▸ Records from a data source:

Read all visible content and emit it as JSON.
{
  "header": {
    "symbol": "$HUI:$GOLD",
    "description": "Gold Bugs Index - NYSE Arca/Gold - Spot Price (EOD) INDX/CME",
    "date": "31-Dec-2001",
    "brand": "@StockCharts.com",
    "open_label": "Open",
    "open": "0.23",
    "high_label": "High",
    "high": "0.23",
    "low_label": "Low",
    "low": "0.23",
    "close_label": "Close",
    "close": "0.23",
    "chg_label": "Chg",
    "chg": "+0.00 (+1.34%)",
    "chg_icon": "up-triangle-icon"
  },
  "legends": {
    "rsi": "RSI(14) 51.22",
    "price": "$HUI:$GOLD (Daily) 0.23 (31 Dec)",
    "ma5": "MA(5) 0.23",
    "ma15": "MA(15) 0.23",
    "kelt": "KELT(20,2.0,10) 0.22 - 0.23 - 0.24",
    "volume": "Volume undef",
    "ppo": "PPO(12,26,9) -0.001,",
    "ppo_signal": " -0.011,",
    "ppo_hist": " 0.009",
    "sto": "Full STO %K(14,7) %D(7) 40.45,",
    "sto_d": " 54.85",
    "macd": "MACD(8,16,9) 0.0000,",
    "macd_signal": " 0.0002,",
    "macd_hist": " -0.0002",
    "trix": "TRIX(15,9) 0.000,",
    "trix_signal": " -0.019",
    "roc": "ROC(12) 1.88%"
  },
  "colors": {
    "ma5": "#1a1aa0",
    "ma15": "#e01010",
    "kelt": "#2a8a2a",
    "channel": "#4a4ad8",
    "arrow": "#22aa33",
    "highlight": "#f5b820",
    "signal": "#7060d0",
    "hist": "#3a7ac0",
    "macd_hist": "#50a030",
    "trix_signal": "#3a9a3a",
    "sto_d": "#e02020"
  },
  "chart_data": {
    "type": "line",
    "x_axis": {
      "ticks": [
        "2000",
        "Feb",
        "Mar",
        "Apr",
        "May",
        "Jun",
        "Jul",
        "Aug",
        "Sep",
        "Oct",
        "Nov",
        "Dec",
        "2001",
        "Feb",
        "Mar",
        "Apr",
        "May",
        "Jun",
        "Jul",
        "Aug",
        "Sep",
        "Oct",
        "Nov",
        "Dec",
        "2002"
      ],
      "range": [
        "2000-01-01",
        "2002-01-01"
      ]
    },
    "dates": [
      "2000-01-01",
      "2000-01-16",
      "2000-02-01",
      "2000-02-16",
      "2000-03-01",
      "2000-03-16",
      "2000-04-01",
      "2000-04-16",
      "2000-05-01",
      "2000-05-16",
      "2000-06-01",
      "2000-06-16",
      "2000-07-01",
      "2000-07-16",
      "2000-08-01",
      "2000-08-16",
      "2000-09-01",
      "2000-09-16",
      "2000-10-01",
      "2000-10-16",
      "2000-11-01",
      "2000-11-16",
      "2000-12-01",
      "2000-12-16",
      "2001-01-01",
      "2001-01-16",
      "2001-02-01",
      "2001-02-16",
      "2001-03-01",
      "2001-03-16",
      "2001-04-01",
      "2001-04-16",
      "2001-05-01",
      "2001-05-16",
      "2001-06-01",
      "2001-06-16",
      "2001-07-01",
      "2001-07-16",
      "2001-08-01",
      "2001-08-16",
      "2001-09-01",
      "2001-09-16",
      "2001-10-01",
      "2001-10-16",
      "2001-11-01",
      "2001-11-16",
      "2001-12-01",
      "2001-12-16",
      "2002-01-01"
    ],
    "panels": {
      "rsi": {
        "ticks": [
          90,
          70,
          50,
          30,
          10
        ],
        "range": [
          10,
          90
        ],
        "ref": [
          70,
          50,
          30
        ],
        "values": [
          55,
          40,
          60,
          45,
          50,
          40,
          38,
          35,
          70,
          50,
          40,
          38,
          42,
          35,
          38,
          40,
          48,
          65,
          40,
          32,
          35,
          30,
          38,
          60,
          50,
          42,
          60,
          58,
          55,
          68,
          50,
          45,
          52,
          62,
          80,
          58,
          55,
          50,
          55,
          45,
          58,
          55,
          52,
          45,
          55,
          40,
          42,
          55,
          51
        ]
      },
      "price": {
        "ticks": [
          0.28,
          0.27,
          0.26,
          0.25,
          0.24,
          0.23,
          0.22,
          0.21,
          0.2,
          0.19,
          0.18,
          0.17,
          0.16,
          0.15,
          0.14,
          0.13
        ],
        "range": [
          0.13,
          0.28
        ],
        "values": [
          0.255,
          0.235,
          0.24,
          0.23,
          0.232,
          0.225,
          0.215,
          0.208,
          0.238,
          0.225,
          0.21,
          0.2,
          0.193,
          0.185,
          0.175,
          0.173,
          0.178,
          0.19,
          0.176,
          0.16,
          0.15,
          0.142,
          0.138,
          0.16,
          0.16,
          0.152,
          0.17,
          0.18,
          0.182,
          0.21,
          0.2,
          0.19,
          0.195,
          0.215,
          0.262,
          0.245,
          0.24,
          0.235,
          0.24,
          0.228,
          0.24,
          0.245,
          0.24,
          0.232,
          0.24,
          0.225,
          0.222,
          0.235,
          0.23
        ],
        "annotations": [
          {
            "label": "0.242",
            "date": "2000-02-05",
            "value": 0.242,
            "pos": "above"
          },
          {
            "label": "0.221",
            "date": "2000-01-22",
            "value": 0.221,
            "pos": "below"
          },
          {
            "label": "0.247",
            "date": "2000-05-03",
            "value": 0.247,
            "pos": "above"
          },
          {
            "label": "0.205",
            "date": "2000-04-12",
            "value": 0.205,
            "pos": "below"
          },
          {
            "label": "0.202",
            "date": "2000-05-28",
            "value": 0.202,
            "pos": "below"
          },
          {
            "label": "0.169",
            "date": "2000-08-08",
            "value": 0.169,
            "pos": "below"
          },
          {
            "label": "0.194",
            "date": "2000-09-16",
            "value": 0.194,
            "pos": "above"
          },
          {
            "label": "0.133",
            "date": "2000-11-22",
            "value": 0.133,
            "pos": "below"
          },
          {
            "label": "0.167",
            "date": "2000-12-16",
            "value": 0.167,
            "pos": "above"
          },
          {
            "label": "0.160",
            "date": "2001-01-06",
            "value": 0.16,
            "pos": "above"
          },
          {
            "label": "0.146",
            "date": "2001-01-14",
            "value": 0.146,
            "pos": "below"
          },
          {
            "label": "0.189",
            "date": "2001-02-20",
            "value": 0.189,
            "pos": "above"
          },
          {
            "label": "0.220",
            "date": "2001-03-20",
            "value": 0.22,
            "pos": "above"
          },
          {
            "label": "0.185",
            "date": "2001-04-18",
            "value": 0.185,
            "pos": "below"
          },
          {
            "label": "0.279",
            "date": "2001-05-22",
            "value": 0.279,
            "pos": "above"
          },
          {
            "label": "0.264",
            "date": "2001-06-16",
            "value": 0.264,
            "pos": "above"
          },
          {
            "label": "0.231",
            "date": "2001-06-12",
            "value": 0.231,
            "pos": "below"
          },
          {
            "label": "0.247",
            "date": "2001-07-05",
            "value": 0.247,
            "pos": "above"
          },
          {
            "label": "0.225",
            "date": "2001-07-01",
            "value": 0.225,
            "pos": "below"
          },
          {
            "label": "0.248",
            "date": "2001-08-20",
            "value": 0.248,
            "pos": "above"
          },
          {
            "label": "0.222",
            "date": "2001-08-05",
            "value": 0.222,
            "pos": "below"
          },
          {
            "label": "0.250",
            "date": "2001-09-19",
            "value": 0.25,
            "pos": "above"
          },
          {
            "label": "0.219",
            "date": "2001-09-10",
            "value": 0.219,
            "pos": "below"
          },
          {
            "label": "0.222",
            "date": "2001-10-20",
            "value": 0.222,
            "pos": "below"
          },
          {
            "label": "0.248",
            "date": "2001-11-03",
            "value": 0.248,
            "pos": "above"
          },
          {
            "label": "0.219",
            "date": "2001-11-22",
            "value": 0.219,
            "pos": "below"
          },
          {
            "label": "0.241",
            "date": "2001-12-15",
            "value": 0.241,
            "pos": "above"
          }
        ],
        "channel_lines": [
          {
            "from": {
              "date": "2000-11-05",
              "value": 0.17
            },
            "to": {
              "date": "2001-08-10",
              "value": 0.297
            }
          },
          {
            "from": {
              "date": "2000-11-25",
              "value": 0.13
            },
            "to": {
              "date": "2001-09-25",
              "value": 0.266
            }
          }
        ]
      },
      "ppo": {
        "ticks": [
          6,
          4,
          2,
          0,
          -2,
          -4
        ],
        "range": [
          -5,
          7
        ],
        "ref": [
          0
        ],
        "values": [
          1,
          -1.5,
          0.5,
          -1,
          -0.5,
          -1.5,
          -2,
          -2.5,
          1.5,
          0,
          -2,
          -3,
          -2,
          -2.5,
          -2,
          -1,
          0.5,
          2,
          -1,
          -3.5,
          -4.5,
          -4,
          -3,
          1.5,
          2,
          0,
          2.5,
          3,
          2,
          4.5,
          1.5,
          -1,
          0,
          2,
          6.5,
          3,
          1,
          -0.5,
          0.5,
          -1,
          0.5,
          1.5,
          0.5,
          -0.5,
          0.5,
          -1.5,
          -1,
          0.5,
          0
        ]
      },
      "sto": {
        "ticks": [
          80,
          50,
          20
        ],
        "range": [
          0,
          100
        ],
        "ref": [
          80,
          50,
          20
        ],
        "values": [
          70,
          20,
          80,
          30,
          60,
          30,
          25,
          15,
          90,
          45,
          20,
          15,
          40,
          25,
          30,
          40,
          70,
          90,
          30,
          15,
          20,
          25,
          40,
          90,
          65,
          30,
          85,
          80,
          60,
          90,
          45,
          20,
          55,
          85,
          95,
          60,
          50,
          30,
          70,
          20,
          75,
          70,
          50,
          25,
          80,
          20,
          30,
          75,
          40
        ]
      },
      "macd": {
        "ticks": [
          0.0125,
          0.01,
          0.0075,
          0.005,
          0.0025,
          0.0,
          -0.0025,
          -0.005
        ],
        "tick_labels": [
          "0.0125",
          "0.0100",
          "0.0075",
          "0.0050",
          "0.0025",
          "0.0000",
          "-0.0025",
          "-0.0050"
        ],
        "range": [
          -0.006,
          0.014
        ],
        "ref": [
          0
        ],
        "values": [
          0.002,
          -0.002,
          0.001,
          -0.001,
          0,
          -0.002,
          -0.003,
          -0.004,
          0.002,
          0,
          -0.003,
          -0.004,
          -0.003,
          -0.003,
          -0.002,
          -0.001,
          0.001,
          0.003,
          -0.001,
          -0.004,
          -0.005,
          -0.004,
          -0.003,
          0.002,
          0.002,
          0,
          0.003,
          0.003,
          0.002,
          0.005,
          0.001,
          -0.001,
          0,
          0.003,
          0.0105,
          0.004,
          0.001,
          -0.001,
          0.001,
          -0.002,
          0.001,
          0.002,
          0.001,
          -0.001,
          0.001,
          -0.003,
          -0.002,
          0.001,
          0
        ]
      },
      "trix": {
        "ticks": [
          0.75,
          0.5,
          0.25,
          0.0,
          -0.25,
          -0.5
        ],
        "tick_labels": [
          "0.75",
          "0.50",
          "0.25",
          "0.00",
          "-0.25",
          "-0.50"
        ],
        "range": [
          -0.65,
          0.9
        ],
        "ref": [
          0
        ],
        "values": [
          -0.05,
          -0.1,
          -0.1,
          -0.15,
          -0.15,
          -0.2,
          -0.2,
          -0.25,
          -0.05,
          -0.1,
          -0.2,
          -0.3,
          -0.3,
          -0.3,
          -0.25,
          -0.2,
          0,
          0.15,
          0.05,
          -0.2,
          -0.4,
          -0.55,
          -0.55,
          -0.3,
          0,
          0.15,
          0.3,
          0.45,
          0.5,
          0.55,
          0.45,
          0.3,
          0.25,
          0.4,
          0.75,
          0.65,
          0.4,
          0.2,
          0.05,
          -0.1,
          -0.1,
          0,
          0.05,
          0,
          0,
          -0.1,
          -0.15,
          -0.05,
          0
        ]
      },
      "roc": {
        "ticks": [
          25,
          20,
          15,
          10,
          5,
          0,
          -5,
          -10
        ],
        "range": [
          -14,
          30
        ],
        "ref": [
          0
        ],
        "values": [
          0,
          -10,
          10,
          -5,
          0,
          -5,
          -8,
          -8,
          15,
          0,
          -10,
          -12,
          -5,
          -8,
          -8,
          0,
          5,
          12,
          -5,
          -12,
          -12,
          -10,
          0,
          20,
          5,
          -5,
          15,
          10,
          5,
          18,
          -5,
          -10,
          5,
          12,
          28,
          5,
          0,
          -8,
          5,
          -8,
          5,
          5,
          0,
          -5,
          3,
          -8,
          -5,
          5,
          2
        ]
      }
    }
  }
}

▸ TASK BRIEF:
Find how many lines hold the string "kelt", and state that number alone.

▸ FINISHED ANSWER:
2